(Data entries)
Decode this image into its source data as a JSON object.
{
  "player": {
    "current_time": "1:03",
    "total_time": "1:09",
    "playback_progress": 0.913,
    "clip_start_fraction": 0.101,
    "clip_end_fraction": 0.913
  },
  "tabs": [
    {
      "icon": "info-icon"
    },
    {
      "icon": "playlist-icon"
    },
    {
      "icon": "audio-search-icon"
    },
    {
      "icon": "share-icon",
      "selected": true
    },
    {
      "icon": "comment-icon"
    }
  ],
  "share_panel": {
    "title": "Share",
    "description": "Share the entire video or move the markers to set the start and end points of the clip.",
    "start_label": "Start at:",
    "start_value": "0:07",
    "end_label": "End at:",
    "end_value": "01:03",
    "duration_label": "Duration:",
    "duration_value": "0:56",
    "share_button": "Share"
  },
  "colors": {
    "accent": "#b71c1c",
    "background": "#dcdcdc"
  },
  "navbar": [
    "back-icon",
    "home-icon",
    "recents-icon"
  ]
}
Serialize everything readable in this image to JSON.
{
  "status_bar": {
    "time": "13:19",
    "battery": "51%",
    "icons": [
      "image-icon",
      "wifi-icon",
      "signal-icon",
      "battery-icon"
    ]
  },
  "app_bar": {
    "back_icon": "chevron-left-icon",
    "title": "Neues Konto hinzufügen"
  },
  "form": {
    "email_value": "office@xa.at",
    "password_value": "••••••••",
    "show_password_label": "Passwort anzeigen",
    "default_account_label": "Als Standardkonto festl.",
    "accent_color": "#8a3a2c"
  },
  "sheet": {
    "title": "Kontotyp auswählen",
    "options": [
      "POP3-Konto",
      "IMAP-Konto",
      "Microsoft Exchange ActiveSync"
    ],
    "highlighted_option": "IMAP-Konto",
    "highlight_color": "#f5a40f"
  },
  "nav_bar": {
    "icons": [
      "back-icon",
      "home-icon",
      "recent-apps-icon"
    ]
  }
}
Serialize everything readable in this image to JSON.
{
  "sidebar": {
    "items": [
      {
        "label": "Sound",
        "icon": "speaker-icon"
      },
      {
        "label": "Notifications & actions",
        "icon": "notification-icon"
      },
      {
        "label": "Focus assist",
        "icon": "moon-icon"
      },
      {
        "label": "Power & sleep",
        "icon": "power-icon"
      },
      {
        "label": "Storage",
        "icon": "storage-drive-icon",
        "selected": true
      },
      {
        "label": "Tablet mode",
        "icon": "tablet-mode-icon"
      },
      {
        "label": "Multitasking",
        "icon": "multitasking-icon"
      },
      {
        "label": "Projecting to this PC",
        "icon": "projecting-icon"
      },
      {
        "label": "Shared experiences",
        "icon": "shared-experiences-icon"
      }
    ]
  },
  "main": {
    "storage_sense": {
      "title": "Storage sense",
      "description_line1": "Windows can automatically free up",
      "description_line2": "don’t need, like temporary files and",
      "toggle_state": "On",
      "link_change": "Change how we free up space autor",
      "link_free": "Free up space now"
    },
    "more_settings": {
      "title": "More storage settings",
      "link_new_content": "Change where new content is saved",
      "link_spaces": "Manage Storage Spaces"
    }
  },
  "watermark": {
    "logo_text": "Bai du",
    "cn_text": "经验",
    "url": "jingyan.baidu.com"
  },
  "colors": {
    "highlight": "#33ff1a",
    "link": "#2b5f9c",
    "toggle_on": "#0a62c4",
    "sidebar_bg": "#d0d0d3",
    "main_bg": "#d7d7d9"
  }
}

GOAL: Exactly reproduce all of the entries.

SOLUTION:
Decode this image into its source data as a JSON object.
{
  "player": {
    "current_time": "1:03",
    "total_time": "1:09",
    "playback_progress": 0.913,
    "clip_start_fraction": 0.101,
    "clip_end_fraction": 0.913
  },
  "tabs": [
    {
      "icon": "info-icon"
    },
    {
      "icon": "playlist-icon"
    },
    {
      "icon": "audio-search-icon"
    },
    {
      "icon": "share-icon",
      "selected": true
    },
    {
      "icon": "comment-icon"
    }
  ],
  "share_panel": {
    "title": "Share",
    "description": "Share the entire video or move the markers to set the start and end points of the clip.",
    "start_label": "Start at:",
    "start_value": "0:07",
    "end_label": "End at:",
    "end_value": "01:03",
    "duration_label": "Duration:",
    "duration_value": "0:56",
    "share_button": "Share"
  },
  "colors": {
    "accent": "#b71c1c",
    "background": "#dcdcdc"
  },
  "navbar": [
    "back-icon",
    "home-icon",
    "recents-icon"
  ]
}
Serialize everything readable in this image to JSON.
{
  "status_bar": {
    "time": "13:19",
    "battery": "51%",
    "icons": [
      "image-icon",
      "wifi-icon",
      "signal-icon",
      "battery-icon"
    ]
  },
  "app_bar": {
    "back_icon": "chevron-left-icon",
    "title": "Neues Konto hinzufügen"
  },
  "form": {
    "email_value": "office@xa.at",
    "password_value": "••••••••",
    "show_password_label": "Passwort anzeigen",
    "default_account_label": "Als Standardkonto festl.",
    "accent_color": "#8a3a2c"
  },
  "sheet": {
    "title": "Kontotyp auswählen",
    "options": [
      "POP3-Konto",
      "IMAP-Konto",
      "Microsoft Exchange ActiveSync"
    ],
    "highlighted_option": "IMAP-Konto",
    "highlight_color": "#f5a40f"
  },
  "nav_bar": {
    "icons": [
      "back-icon",
      "home-icon",
      "recent-apps-icon"
    ]
  }
}
Serialize everything readable in this image to JSON.
{
  "sidebar": {
    "items": [
      {
        "label": "Sound",
        "icon": "speaker-icon"
      },
      {
        "label": "Notifications & actions",
        "icon": "notification-icon"
      },
      {
        "label": "Focus assist",
        "icon": "moon-icon"
      },
      {
        "label": "Power & sleep",
        "icon": "power-icon"
      },
      {
        "label": "Storage",
        "icon": "storage-drive-icon",
        "selected": true
      },
      {
        "label": "Tablet mode",
        "icon": "tablet-mode-icon"
      },
      {
        "label": "Multitasking",
        "icon": "multitasking-icon"
      },
      {
        "label": "Projecting to this PC",
        "icon": "projecting-icon"
      },
      {
        "label": "Shared experiences",
        "icon": "shared-experiences-icon"
      }
    ]
  },
  "main": {
    "storage_sense": {
      "title": "Storage sense",
      "description_line1": "Windows can automatically free up",
      "description_line2": "don’t need, like temporary files and",
      "toggle_state": "On",
      "link_change": "Change how we free up space autor",
      "link_free": "Free up space now"
    },
    "more_settings": {
      "title": "More storage settings",
      "link_new_content": "Change where new content is saved",
      "link_spaces": "Manage Storage Spaces"
    }
  },
  "watermark": {
    "logo_text": "Bai du",
    "cn_text": "经验",
    "url": "jingyan.baidu.com"
  },
  "colors": {
    "highlight": "#33ff1a",
    "link": "#2b5f9c",
    "toggle_on": "#0a62c4",
    "sidebar_bg": "#d0d0d3",
    "main_bg": "#d7d7d9"
  }
}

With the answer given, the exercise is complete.